─── Extracted records ───

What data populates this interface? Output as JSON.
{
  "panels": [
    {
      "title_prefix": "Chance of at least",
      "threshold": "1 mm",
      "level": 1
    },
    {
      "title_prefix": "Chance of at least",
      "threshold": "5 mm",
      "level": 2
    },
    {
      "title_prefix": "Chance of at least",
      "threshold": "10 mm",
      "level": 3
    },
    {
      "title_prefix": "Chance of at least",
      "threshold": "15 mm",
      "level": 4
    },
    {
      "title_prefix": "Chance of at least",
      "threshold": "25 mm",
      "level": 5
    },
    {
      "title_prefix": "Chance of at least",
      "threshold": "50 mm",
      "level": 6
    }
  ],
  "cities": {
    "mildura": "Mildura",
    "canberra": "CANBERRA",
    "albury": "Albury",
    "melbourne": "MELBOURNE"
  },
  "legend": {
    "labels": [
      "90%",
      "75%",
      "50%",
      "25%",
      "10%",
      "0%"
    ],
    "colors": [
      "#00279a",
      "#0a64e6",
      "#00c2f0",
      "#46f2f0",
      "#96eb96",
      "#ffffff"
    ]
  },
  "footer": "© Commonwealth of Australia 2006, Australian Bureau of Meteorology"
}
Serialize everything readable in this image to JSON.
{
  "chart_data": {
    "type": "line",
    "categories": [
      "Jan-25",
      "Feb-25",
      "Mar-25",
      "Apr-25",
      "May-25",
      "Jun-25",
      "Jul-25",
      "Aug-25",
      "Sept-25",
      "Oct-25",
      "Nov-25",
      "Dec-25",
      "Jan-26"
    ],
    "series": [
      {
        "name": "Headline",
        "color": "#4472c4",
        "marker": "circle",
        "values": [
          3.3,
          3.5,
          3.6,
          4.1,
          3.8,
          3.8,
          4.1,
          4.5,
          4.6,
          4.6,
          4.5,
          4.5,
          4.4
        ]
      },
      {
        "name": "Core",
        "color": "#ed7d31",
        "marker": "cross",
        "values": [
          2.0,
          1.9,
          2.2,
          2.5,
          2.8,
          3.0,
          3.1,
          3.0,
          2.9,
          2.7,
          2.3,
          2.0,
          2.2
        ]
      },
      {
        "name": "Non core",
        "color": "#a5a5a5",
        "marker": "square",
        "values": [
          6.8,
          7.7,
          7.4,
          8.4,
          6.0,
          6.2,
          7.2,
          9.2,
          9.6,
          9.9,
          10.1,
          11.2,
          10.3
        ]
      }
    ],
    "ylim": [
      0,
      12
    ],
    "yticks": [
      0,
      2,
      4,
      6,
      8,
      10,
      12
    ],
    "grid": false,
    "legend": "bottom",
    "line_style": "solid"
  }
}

───

Exercise description -
Examine the entries and report how many of their lines contain the string "JSON", giving no more than the number.

Answer to this exercise -
2